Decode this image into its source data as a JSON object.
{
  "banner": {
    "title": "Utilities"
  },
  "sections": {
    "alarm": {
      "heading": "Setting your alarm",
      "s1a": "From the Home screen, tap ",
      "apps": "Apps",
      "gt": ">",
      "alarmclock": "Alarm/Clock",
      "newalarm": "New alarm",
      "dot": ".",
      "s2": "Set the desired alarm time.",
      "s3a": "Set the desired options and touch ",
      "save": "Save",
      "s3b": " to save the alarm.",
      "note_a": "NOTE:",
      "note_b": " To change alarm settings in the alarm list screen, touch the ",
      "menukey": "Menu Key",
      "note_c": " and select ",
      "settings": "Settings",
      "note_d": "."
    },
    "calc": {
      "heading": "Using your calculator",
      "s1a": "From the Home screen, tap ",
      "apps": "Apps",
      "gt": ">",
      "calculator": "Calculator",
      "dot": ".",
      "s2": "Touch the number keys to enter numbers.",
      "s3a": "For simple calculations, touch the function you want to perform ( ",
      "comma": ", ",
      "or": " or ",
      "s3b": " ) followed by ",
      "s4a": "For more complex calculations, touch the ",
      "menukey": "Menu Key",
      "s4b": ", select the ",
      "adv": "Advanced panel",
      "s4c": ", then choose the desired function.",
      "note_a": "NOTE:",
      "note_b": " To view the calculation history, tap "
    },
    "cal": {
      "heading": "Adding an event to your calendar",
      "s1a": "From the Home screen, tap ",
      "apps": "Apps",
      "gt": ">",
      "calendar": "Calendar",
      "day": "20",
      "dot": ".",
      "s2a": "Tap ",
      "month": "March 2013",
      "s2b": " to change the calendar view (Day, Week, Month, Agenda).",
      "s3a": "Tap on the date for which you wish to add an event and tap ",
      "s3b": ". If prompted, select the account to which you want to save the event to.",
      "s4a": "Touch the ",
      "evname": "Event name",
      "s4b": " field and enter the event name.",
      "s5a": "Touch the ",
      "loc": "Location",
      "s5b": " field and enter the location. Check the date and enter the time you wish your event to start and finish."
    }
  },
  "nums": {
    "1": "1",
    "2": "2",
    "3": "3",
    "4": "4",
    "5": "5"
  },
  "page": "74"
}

—————

What you need to do =>
Pick out every line with the string "enter" and copy it.

Correct result =>
      "s2": "Touch the number keys to enter numbers.",
      "s4b": " field and enter the event name.",
      "s5b": " field and enter the location. Check the date and enter the time you wish your event to start and finish."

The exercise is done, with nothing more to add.